> **What to do**: For the records below, say how many lines contain the string "JSON". Give the number only.

● ● ●

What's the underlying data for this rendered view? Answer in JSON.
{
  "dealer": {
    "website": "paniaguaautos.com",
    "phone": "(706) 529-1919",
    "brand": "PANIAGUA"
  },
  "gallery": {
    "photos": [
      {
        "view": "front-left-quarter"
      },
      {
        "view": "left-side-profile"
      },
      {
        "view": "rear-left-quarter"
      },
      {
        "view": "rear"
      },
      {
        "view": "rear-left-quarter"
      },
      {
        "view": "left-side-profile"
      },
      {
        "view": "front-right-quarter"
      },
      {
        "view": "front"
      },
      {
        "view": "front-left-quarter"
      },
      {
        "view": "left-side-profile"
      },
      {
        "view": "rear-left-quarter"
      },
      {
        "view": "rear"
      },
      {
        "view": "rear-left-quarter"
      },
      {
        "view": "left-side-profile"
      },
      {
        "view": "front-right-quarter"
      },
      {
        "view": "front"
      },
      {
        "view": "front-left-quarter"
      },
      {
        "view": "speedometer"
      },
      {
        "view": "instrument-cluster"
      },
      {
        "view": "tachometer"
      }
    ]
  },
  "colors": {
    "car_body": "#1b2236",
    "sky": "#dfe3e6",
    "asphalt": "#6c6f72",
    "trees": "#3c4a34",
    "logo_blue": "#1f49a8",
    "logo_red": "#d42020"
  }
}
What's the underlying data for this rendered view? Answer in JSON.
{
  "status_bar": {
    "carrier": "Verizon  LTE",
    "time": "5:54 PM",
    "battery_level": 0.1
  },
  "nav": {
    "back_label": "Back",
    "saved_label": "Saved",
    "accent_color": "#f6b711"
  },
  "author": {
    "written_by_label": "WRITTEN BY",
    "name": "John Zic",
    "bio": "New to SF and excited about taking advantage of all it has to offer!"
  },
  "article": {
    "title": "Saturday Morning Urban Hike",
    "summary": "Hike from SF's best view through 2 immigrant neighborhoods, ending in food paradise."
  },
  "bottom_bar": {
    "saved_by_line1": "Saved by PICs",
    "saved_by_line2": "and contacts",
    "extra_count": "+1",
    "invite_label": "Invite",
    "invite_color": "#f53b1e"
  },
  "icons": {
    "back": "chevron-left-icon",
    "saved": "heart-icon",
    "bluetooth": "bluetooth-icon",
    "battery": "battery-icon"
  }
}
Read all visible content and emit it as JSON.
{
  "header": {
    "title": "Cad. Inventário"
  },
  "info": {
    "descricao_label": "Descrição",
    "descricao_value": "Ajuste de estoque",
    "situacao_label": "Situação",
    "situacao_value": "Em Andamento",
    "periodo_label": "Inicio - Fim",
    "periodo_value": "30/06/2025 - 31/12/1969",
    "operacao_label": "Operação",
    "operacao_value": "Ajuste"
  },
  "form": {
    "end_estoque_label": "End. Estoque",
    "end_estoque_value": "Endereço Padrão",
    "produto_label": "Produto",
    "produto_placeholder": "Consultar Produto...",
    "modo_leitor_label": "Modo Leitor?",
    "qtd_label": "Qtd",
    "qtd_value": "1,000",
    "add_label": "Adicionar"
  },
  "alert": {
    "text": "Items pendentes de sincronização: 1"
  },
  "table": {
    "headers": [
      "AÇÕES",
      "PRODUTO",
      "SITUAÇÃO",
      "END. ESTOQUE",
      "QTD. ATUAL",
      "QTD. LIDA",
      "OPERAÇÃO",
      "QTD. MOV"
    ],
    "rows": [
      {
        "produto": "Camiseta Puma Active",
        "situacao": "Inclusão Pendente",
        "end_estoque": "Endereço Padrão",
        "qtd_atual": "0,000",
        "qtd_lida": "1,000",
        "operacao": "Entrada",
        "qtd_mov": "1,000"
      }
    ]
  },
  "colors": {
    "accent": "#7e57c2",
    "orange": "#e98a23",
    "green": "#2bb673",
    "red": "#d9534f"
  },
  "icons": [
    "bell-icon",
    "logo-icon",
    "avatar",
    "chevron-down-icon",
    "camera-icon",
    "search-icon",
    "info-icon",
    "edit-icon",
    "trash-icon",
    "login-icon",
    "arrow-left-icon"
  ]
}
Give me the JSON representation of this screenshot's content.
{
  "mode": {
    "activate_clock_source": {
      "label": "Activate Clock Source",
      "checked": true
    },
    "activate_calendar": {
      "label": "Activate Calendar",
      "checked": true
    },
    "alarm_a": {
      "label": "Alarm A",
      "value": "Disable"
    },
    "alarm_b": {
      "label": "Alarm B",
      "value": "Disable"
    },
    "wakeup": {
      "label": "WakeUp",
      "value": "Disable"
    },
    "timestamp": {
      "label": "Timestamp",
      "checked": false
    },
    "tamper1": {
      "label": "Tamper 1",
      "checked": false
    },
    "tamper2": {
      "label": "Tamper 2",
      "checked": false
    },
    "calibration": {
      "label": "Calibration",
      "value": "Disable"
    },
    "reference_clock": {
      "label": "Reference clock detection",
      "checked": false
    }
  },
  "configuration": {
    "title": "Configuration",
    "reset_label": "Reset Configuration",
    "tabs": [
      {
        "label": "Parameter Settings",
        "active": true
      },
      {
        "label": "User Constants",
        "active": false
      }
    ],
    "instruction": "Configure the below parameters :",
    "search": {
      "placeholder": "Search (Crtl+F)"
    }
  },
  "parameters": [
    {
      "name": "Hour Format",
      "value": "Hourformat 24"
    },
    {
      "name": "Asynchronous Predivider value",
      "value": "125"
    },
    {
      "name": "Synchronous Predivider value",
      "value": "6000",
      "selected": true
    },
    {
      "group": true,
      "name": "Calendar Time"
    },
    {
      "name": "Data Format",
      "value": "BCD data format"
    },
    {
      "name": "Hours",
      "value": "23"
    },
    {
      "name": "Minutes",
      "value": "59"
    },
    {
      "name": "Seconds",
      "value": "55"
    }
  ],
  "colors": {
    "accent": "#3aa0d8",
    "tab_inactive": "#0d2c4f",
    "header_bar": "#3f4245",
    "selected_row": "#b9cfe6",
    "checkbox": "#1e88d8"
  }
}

● ● ●

> **Completed exercise**: 4